* [Directions for this task] Transcribe the records below exactly as they appear, omitting any pictures.

* [Data to process]
────────────────────────────────────────

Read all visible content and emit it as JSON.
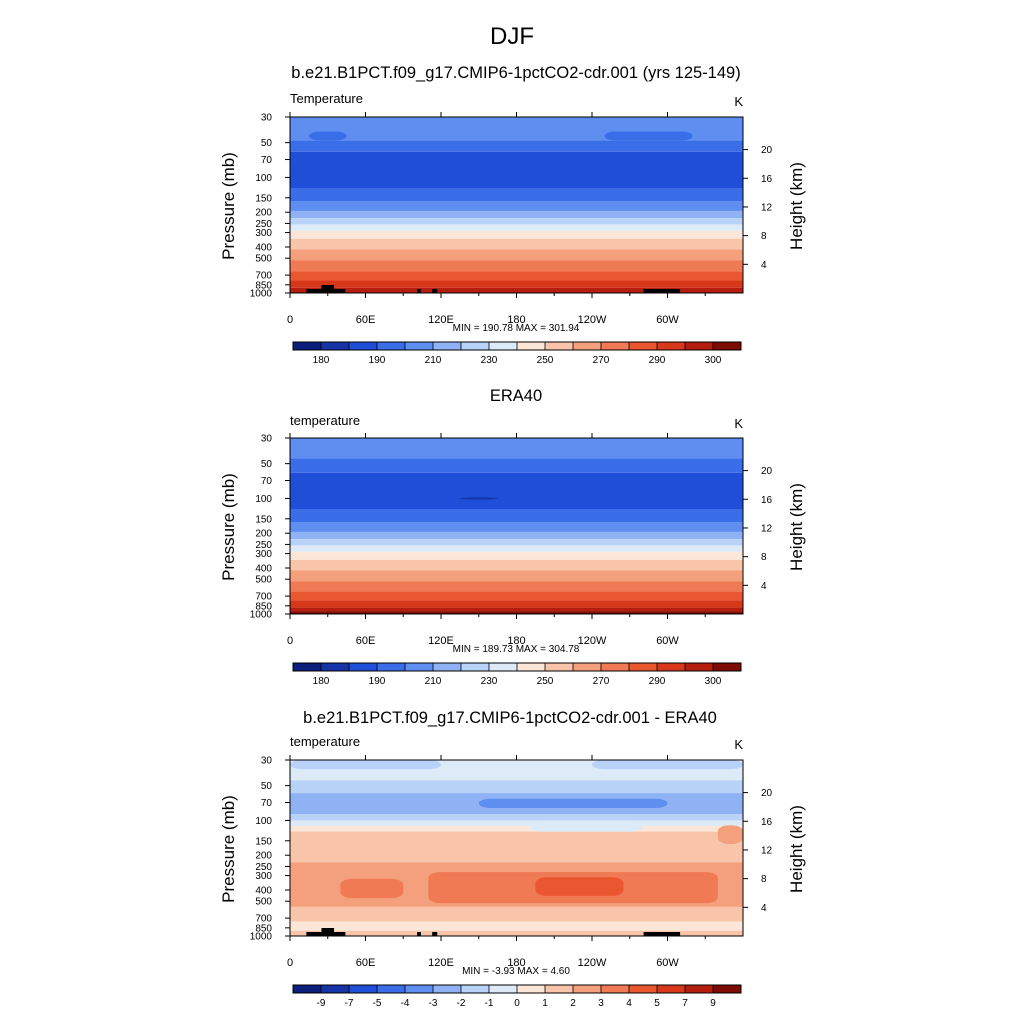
{
  "figure": {
    "title": "DJF"
  },
  "chart_data": [
    {
      "type": "heatmap",
      "title": "b.e21.B1PCT.f09_g17.CMIP6-1pctCO2-cdr.001 (yrs 125-149)",
      "variable_label": "Temperature",
      "units": "K",
      "ylabel": "Pressure (mb)",
      "ylabel_right": "Height (km)",
      "xticks": [
        "0",
        "60E",
        "120E",
        "180",
        "120W",
        "60W"
      ],
      "pressure_ticks": [
        30,
        50,
        70,
        100,
        150,
        200,
        250,
        300,
        400,
        500,
        700,
        850,
        1000
      ],
      "height_ticks": [
        20,
        16,
        12,
        8,
        4
      ],
      "stats": "MIN = 190.78  MAX = 301.94",
      "colorbar": {
        "labels": [
          "180",
          "190",
          "210",
          "230",
          "250",
          "270",
          "290",
          "300"
        ],
        "colors": [
          "#0c1e7c",
          "#1634a6",
          "#1f4ed8",
          "#3a6ee8",
          "#5d8ef0",
          "#8fb2f4",
          "#b9d2f7",
          "#ddeaf8",
          "#fbe6d8",
          "#f8c5aa",
          "#f4a07c",
          "#ef7a53",
          "#e95630",
          "#d8381a",
          "#b51e0e",
          "#7d0c05"
        ]
      },
      "bands": [
        {
          "p": 30,
          "c": 4
        },
        {
          "p": 48,
          "c": 3
        },
        {
          "p": 60,
          "c": 2
        },
        {
          "p": 125,
          "c": 3
        },
        {
          "p": 160,
          "c": 4
        },
        {
          "p": 195,
          "c": 5
        },
        {
          "p": 225,
          "c": 6
        },
        {
          "p": 255,
          "c": 7
        },
        {
          "p": 290,
          "c": 8
        },
        {
          "p": 340,
          "c": 9
        },
        {
          "p": 420,
          "c": 10
        },
        {
          "p": 520,
          "c": 11
        },
        {
          "p": 650,
          "c": 12
        },
        {
          "p": 780,
          "c": 13
        },
        {
          "p": 900,
          "c": 14
        },
        {
          "p": 1000,
          "c": 14
        }
      ],
      "patches": [
        {
          "lon": [
            15,
            45
          ],
          "p": [
            40,
            48
          ],
          "c": 3
        },
        {
          "lon": [
            250,
            320
          ],
          "p": [
            40,
            48
          ],
          "c": 3
        }
      ],
      "topography": true
    },
    {
      "type": "heatmap",
      "title": "ERA40",
      "variable_label": "temperature",
      "units": "K",
      "ylabel": "Pressure (mb)",
      "ylabel_right": "Height (km)",
      "xticks": [
        "0",
        "60E",
        "120E",
        "180",
        "120W",
        "60W"
      ],
      "pressure_ticks": [
        30,
        50,
        70,
        100,
        150,
        200,
        250,
        300,
        400,
        500,
        700,
        850,
        1000
      ],
      "height_ticks": [
        20,
        16,
        12,
        8,
        4
      ],
      "stats": "MIN = 189.73  MAX = 304.78",
      "colorbar": {
        "labels": [
          "180",
          "190",
          "210",
          "230",
          "250",
          "270",
          "290",
          "300"
        ],
        "colors": [
          "#0c1e7c",
          "#1634a6",
          "#1f4ed8",
          "#3a6ee8",
          "#5d8ef0",
          "#8fb2f4",
          "#b9d2f7",
          "#ddeaf8",
          "#fbe6d8",
          "#f8c5aa",
          "#f4a07c",
          "#ef7a53",
          "#e95630",
          "#d8381a",
          "#b51e0e",
          "#7d0c05"
        ]
      },
      "bands": [
        {
          "p": 30,
          "c": 4
        },
        {
          "p": 45,
          "c": 3
        },
        {
          "p": 60,
          "c": 2
        },
        {
          "p": 125,
          "c": 3
        },
        {
          "p": 160,
          "c": 4
        },
        {
          "p": 195,
          "c": 5
        },
        {
          "p": 225,
          "c": 6
        },
        {
          "p": 255,
          "c": 7
        },
        {
          "p": 290,
          "c": 8
        },
        {
          "p": 340,
          "c": 9
        },
        {
          "p": 420,
          "c": 10
        },
        {
          "p": 520,
          "c": 11
        },
        {
          "p": 640,
          "c": 12
        },
        {
          "p": 760,
          "c": 13
        },
        {
          "p": 880,
          "c": 14
        },
        {
          "p": 950,
          "c": 15
        }
      ],
      "patches": [
        {
          "lon": [
            135,
            165
          ],
          "p": [
            98,
            102
          ],
          "c": 1
        }
      ],
      "topography": false
    },
    {
      "type": "heatmap",
      "title": "b.e21.B1PCT.f09_g17.CMIP6-1pctCO2-cdr.001 - ERA40",
      "variable_label": "temperature",
      "units": "K",
      "ylabel": "Pressure (mb)",
      "ylabel_right": "Height (km)",
      "xticks": [
        "0",
        "60E",
        "120E",
        "180",
        "120W",
        "60W"
      ],
      "pressure_ticks": [
        30,
        50,
        70,
        100,
        150,
        200,
        250,
        300,
        400,
        500,
        700,
        850,
        1000
      ],
      "height_ticks": [
        20,
        16,
        12,
        8,
        4
      ],
      "stats": "MIN = -3.93  MAX =  4.60",
      "colorbar": {
        "labels": [
          "-9",
          "-7",
          "-5",
          "-4",
          "-3",
          "-2",
          "-1",
          "0",
          "1",
          "2",
          "3",
          "4",
          "5",
          "7",
          "9"
        ],
        "colors": [
          "#0c1e7c",
          "#1634a6",
          "#1f4ed8",
          "#3a6ee8",
          "#5d8ef0",
          "#8fb2f4",
          "#b9d2f7",
          "#ddeaf8",
          "#fbe6d8",
          "#f8c5aa",
          "#f4a07c",
          "#ef7a53",
          "#e95630",
          "#d8381a",
          "#b51e0e",
          "#7d0c05"
        ]
      },
      "bands": [
        {
          "p": 30,
          "c": 7
        },
        {
          "p": 45,
          "c": 6
        },
        {
          "p": 58,
          "c": 5
        },
        {
          "p": 88,
          "c": 6
        },
        {
          "p": 100,
          "c": 7
        },
        {
          "p": 112,
          "c": 8
        },
        {
          "p": 125,
          "c": 9
        },
        {
          "p": 230,
          "c": 10
        },
        {
          "p": 560,
          "c": 9
        },
        {
          "p": 750,
          "c": 8
        },
        {
          "p": 900,
          "c": 9
        },
        {
          "p": 1000,
          "c": 9
        }
      ],
      "patches": [
        {
          "lon": [
            0,
            120
          ],
          "p": [
            30,
            36
          ],
          "c": 6
        },
        {
          "lon": [
            240,
            360
          ],
          "p": [
            30,
            36
          ],
          "c": 6
        },
        {
          "lon": [
            150,
            300
          ],
          "p": [
            65,
            78
          ],
          "c": 4
        },
        {
          "lon": [
            190,
            280
          ],
          "p": [
            100,
            125
          ],
          "c": 7
        },
        {
          "lon": [
            40,
            90
          ],
          "p": [
            320,
            470
          ],
          "c": 11
        },
        {
          "lon": [
            110,
            340
          ],
          "p": [
            280,
            520
          ],
          "c": 11
        },
        {
          "lon": [
            195,
            265
          ],
          "p": [
            310,
            450
          ],
          "c": 12
        },
        {
          "lon": [
            340,
            360
          ],
          "p": [
            110,
            160
          ],
          "c": 10
        }
      ],
      "topography": true
    }
  ]
}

────────────────────────────────────────

* [Answer to the exercise]
Read all visible content and emit it as JSON.
{
  "figure": {
    "title": "DJF"
  },
  "chart_data": [
    {
      "type": "heatmap",
      "title": "b.e21.B1PCT.f09_g17.CMIP6-1pctCO2-cdr.001 (yrs 125-149)",
      "variable_label": "Temperature",
      "units": "K",
      "ylabel": "Pressure (mb)",
      "ylabel_right": "Height (km)",
      "xticks": [
        "0",
        "60E",
        "120E",
        "180",
        "120W",
        "60W"
      ],
      "pressure_ticks": [
        30,
        50,
        70,
        100,
        150,
        200,
        250,
        300,
        400,
        500,
        700,
        850,
        1000
      ],
      "height_ticks": [
        20,
        16,
        12,
        8,
        4
      ],
      "stats": "MIN = 190.78  MAX = 301.94",
      "colorbar": {
        "labels": [
          "180",
          "190",
          "210",
          "230",
          "250",
          "270",
          "290",
          "300"
        ],
        "colors": [
          "#0c1e7c",
          "#1634a6",
          "#1f4ed8",
          "#3a6ee8",
          "#5d8ef0",
          "#8fb2f4",
          "#b9d2f7",
          "#ddeaf8",
          "#fbe6d8",
          "#f8c5aa",
          "#f4a07c",
          "#ef7a53",
          "#e95630",
          "#d8381a",
          "#b51e0e",
          "#7d0c05"
        ]
      },
      "bands": [
        {
          "p": 30,
          "c": 4
        },
        {
          "p": 48,
          "c": 3
        },
        {
          "p": 60,
          "c": 2
        },
        {
          "p": 125,
          "c": 3
        },
        {
          "p": 160,
          "c": 4
        },
        {
          "p": 195,
          "c": 5
        },
        {
          "p": 225,
          "c": 6
        },
        {
          "p": 255,
          "c": 7
        },
        {
          "p": 290,
          "c": 8
        },
        {
          "p": 340,
          "c": 9
        },
        {
          "p": 420,
          "c": 10
        },
        {
          "p": 520,
          "c": 11
        },
        {
          "p": 650,
          "c": 12
        },
        {
          "p": 780,
          "c": 13
        },
        {
          "p": 900,
          "c": 14
        },
        {
          "p": 1000,
          "c": 14
        }
      ],
      "patches": [
        {
          "lon": [
            15,
            45
          ],
          "p": [
            40,
            48
          ],
          "c": 3
        },
        {
          "lon": [
            250,
            320
          ],
          "p": [
            40,
            48
          ],
          "c": 3
        }
      ],
      "topography": true
    },
    {
      "type": "heatmap",
      "title": "ERA40",
      "variable_label": "temperature",
      "units": "K",
      "ylabel": "Pressure (mb)",
      "ylabel_right": "Height (km)",
      "xticks": [
        "0",
        "60E",
        "120E",
        "180",
        "120W",
        "60W"
      ],
      "pressure_ticks": [
        30,
        50,
        70,
        100,
        150,
        200,
        250,
        300,
        400,
        500,
        700,
        850,
        1000
      ],
      "height_ticks": [
        20,
        16,
        12,
        8,
        4
      ],
      "stats": "MIN = 189.73  MAX = 304.78",
      "colorbar": {
        "labels": [
          "180",
          "190",
          "210",
          "230",
          "250",
          "270",
          "290",
          "300"
        ],
        "colors": [
          "#0c1e7c",
          "#1634a6",
          "#1f4ed8",
          "#3a6ee8",
          "#5d8ef0",
          "#8fb2f4",
          "#b9d2f7",
          "#ddeaf8",
          "#fbe6d8",
          "#f8c5aa",
          "#f4a07c",
          "#ef7a53",
          "#e95630",
          "#d8381a",
          "#b51e0e",
          "#7d0c05"
        ]
      },
      "bands": [
        {
          "p": 30,
          "c": 4
        },
        {
          "p": 45,
          "c": 3
        },
        {
          "p": 60,
          "c": 2
        },
        {
          "p": 125,
          "c": 3
        },
        {
          "p": 160,
          "c": 4
        },
        {
          "p": 195,
          "c": 5
        },
        {
          "p": 225,
          "c": 6
        },
        {
          "p": 255,
          "c": 7
        },
        {
          "p": 290,
          "c": 8
        },
        {
          "p": 340,
          "c": 9
        },
        {
          "p": 420,
          "c": 10
        },
        {
          "p": 520,
          "c": 11
        },
        {
          "p": 640,
          "c": 12
        },
        {
          "p": 760,
          "c": 13
        },
        {
          "p": 880,
          "c": 14
        },
        {
          "p": 950,
          "c": 15
        }
      ],
      "patches": [
        {
          "lon": [
            135,
            165
          ],
          "p": [
            98,
            102
          ],
          "c": 1
        }
      ],
      "topography": false
    },
    {
      "type": "heatmap",
      "title": "b.e21.B1PCT.f09_g17.CMIP6-1pctCO2-cdr.001 - ERA40",
      "variable_label": "temperature",
      "units": "K",
      "ylabel": "Pressure (mb)",
      "ylabel_right": "Height (km)",
      "xticks": [
        "0",
        "60E",
        "120E",
        "180",
        "120W",
        "60W"
      ],
      "pressure_ticks": [
        30,
        50,
        70,
        100,
        150,
        200,
        250,
        300,
        400,
        500,
        700,
        850,
        1000
      ],
      "height_ticks": [
        20,
        16,
        12,
        8,
        4
      ],
      "stats": "MIN = -3.93  MAX =  4.60",
      "colorbar": {
        "labels": [
          "-9",
          "-7",
          "-5",
          "-4",
          "-3",
          "-2",
          "-1",
          "0",
          "1",
          "2",
          "3",
          "4",
          "5",
          "7",
          "9"
        ],
        "colors": [
          "#0c1e7c",
          "#1634a6",
          "#1f4ed8",
          "#3a6ee8",
          "#5d8ef0",
          "#8fb2f4",
          "#b9d2f7",
          "#ddeaf8",
          "#fbe6d8",
          "#f8c5aa",
          "#f4a07c",
          "#ef7a53",
          "#e95630",
          "#d8381a",
          "#b51e0e",
          "#7d0c05"
        ]
      },
      "bands": [
        {
          "p": 30,
          "c": 7
        },
        {
          "p": 45,
          "c": 6
        },
        {
          "p": 58,
          "c": 5
        },
        {
          "p": 88,
          "c": 6
        },
        {
          "p": 100,
          "c": 7
        },
        {
          "p": 112,
          "c": 8
        },
        {
          "p": 125,
          "c": 9
        },
        {
          "p": 230,
          "c": 10
        },
        {
          "p": 560,
          "c": 9
        },
        {
          "p": 750,
          "c": 8
        },
        {
          "p": 900,
          "c": 9
        },
        {
          "p": 1000,
          "c": 9
        }
      ],
      "patches": [
        {
          "lon": [
            0,
            120
          ],
          "p": [
            30,
            36
          ],
          "c": 6
        },
        {
          "lon": [
            240,
            360
          ],
          "p": [
            30,
            36
          ],
          "c": 6
        },
        {
          "lon": [
            150,
            300
          ],
          "p": [
            65,
            78
          ],
          "c": 4
        },
        {
          "lon": [
            190,
            280
          ],
          "p": [
            100,
            125
          ],
          "c": 7
        },
        {
          "lon": [
            40,
            90
          ],
          "p": [
            320,
            470
          ],
          "c": 11
        },
        {
          "lon": [
            110,
            340
          ],
          "p": [
            280,
            520
          ],
          "c": 11
        },
        {
          "lon": [
            195,
            265
          ],
          "p": [
            310,
            450
          ],
          "c": 12
        },
        {
          "lon": [
            340,
            360
          ],
          "p": [
            110,
            160
          ],
          "c": 10
        }
      ],
      "topography": true
    }
  ]
}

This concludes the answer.